▶ _TASK REQUIREMENTS_
Copy whichever lines contain the string "records".

▶ _EXTRACTED INFORMATION_
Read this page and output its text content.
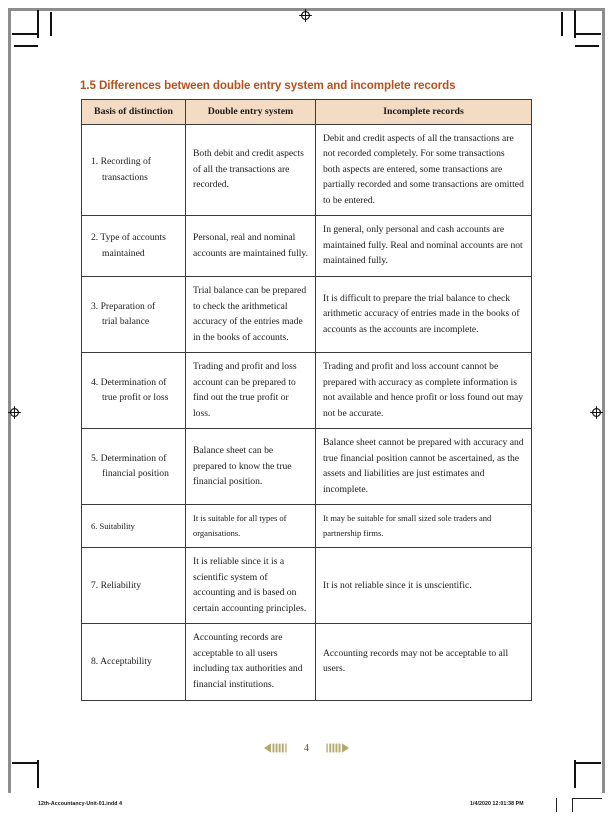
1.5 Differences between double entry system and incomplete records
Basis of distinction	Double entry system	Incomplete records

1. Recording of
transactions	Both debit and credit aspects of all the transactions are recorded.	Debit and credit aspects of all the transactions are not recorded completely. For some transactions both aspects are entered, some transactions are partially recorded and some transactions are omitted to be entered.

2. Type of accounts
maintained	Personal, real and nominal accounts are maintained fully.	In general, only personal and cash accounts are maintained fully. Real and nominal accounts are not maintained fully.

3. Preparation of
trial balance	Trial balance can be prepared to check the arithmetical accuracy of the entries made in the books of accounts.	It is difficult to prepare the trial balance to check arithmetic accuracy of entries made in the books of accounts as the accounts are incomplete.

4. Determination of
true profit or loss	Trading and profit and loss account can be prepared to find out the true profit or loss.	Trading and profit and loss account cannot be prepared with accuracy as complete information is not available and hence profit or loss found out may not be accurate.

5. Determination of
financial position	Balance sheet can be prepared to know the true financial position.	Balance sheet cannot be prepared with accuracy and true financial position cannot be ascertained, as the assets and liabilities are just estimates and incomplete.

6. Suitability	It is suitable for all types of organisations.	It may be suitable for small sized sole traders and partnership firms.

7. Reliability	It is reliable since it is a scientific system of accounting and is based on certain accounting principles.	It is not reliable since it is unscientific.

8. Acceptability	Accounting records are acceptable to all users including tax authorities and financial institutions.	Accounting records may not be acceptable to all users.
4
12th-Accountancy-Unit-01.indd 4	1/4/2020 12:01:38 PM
* * *
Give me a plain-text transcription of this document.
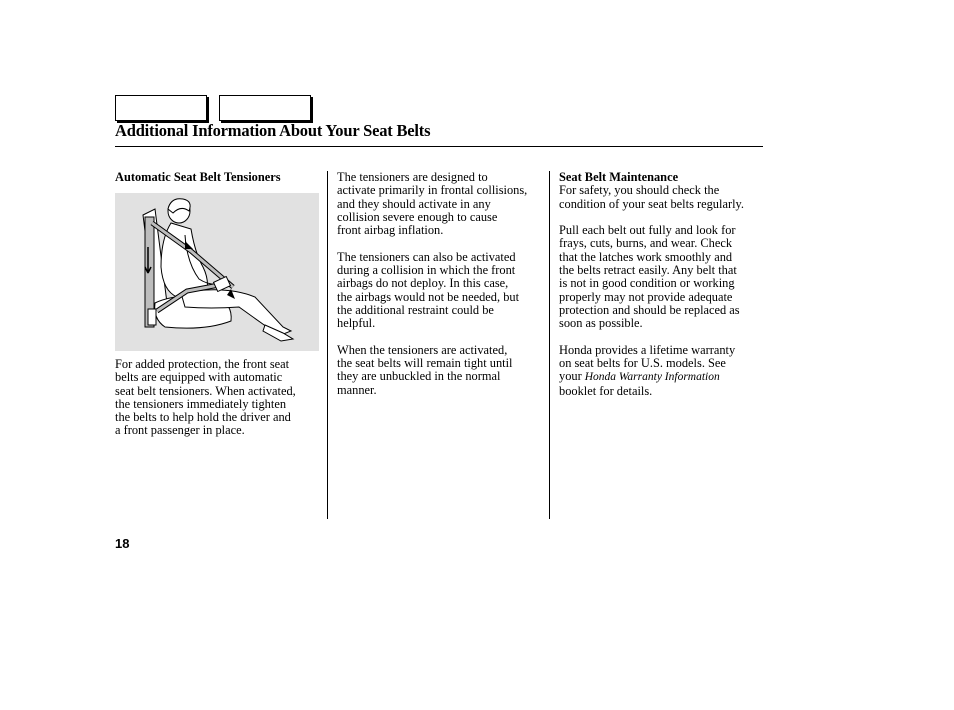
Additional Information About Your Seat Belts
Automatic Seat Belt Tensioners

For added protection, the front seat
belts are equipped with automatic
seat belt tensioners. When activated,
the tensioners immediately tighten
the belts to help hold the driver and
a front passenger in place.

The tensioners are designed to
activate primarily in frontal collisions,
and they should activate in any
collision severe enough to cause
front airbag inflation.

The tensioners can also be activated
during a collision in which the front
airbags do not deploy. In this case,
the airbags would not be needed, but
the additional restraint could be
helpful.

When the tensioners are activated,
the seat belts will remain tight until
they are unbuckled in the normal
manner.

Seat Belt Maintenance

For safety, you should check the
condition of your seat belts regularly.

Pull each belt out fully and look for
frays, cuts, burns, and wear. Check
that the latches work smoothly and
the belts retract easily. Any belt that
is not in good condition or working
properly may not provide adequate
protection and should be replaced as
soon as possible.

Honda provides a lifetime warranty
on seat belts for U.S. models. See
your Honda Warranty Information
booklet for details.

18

▶ _TASK ANSWER_
1.5 Differences between double entry system and incomplete records
Basis of distinction	Double entry system	Incomplete records
8. Acceptability	Accounting records are acceptable to all users including tax authorities and financial institutions.	Accounting records may not be acceptable to all users.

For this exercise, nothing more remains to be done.